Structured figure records
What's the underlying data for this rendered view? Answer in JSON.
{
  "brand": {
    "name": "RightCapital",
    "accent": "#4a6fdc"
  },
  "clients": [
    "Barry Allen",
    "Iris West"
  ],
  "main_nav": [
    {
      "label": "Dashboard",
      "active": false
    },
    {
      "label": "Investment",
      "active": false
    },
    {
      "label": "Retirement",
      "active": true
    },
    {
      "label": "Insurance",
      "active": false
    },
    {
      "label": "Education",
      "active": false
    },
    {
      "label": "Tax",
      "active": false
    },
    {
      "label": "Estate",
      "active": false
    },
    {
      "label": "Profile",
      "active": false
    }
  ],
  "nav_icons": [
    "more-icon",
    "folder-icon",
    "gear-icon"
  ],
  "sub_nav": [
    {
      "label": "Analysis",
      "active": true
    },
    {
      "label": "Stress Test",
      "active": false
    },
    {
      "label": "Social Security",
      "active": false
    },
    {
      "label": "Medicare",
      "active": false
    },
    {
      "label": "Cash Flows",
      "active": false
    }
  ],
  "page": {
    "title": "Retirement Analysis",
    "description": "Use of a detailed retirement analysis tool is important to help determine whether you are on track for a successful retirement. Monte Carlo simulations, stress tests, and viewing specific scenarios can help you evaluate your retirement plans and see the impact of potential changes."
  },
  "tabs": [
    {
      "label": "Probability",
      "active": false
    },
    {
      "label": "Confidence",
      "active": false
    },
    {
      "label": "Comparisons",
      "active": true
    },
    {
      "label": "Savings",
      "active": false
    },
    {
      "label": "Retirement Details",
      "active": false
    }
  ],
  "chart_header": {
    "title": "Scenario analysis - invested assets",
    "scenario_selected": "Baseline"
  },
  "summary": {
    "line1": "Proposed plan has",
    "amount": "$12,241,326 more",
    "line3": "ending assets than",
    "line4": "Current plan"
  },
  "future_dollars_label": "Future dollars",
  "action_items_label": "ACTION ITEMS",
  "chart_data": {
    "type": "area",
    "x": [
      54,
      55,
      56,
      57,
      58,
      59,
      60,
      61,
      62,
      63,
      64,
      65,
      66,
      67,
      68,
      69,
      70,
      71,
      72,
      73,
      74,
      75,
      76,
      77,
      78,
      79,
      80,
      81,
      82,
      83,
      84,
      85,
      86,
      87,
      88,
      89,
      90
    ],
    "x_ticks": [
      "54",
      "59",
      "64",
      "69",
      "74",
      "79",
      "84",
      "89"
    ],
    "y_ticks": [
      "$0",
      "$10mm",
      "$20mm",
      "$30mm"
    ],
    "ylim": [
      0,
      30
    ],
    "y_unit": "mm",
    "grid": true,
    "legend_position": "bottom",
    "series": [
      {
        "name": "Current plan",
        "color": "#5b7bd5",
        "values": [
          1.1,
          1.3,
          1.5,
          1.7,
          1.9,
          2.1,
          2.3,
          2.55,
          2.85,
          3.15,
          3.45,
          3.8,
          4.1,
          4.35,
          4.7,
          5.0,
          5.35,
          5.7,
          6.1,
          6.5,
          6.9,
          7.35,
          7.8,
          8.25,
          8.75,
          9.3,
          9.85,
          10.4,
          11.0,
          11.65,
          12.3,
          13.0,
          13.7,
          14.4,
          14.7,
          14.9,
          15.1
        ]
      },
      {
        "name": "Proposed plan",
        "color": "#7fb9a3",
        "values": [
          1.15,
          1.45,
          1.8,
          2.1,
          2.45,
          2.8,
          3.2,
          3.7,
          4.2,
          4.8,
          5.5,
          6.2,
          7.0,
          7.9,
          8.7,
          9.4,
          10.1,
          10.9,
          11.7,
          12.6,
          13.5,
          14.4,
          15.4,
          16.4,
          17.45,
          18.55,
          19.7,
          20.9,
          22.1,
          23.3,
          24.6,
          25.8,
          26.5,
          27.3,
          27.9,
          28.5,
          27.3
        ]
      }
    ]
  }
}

**WHAT TO PRODUCE**
Write every record out again, unaltered.

**EXERCISE SOLUTION**
What's the underlying data for this rendered view? Answer in JSON.
{
  "brand": {
    "name": "RightCapital",
    "accent": "#4a6fdc"
  },
  "clients": [
    "Barry Allen",
    "Iris West"
  ],
  "main_nav": [
    {
      "label": "Dashboard",
      "active": false
    },
    {
      "label": "Investment",
      "active": false
    },
    {
      "label": "Retirement",
      "active": true
    },
    {
      "label": "Insurance",
      "active": false
    },
    {
      "label": "Education",
      "active": false
    },
    {
      "label": "Tax",
      "active": false
    },
    {
      "label": "Estate",
      "active": false
    },
    {
      "label": "Profile",
      "active": false
    }
  ],
  "nav_icons": [
    "more-icon",
    "folder-icon",
    "gear-icon"
  ],
  "sub_nav": [
    {
      "label": "Analysis",
      "active": true
    },
    {
      "label": "Stress Test",
      "active": false
    },
    {
      "label": "Social Security",
      "active": false
    },
    {
      "label": "Medicare",
      "active": false
    },
    {
      "label": "Cash Flows",
      "active": false
    }
  ],
  "page": {
    "title": "Retirement Analysis",
    "description": "Use of a detailed retirement analysis tool is important to help determine whether you are on track for a successful retirement. Monte Carlo simulations, stress tests, and viewing specific scenarios can help you evaluate your retirement plans and see the impact of potential changes."
  },
  "tabs": [
    {
      "label": "Probability",
      "active": false
    },
    {
      "label": "Confidence",
      "active": false
    },
    {
      "label": "Comparisons",
      "active": true
    },
    {
      "label": "Savings",
      "active": false
    },
    {
      "label": "Retirement Details",
      "active": false
    }
  ],
  "chart_header": {
    "title": "Scenario analysis - invested assets",
    "scenario_selected": "Baseline"
  },
  "summary": {
    "line1": "Proposed plan has",
    "amount": "$12,241,326 more",
    "line3": "ending assets than",
    "line4": "Current plan"
  },
  "future_dollars_label": "Future dollars",
  "action_items_label": "ACTION ITEMS",
  "chart_data": {
    "type": "area",
    "x": [
      54,
      55,
      56,
      57,
      58,
      59,
      60,
      61,
      62,
      63,
      64,
      65,
      66,
      67,
      68,
      69,
      70,
      71,
      72,
      73,
      74,
      75,
      76,
      77,
      78,
      79,
      80,
      81,
      82,
      83,
      84,
      85,
      86,
      87,
      88,
      89,
      90
    ],
    "x_ticks": [
      "54",
      "59",
      "64",
      "69",
      "74",
      "79",
      "84",
      "89"
    ],
    "y_ticks": [
      "$0",
      "$10mm",
      "$20mm",
      "$30mm"
    ],
    "ylim": [
      0,
      30
    ],
    "y_unit": "mm",
    "grid": true,
    "legend_position": "bottom",
    "series": [
      {
        "name": "Current plan",
        "color": "#5b7bd5",
        "values": [
          1.1,
          1.3,
          1.5,
          1.7,
          1.9,
          2.1,
          2.3,
          2.55,
          2.85,
          3.15,
          3.45,
          3.8,
          4.1,
          4.35,
          4.7,
          5.0,
          5.35,
          5.7,
          6.1,
          6.5,
          6.9,
          7.35,
          7.8,
          8.25,
          8.75,
          9.3,
          9.85,
          10.4,
          11.0,
          11.65,
          12.3,
          13.0,
          13.7,
          14.4,
          14.7,
          14.9,
          15.1
        ]
      },
      {
        "name": "Proposed plan",
        "color": "#7fb9a3",
        "values": [
          1.15,
          1.45,
          1.8,
          2.1,
          2.45,
          2.8,
          3.2,
          3.7,
          4.2,
          4.8,
          5.5,
          6.2,
          7.0,
          7.9,
          8.7,
          9.4,
          10.1,
          10.9,
          11.7,
          12.6,
          13.5,
          14.4,
          15.4,
          16.4,
          17.45,
          18.55,
          19.7,
          20.9,
          22.1,
          23.3,
          24.6,
          25.8,
          26.5,
          27.3,
          27.9,
          28.5,
          27.3
        ]
      }
    ]
  }
}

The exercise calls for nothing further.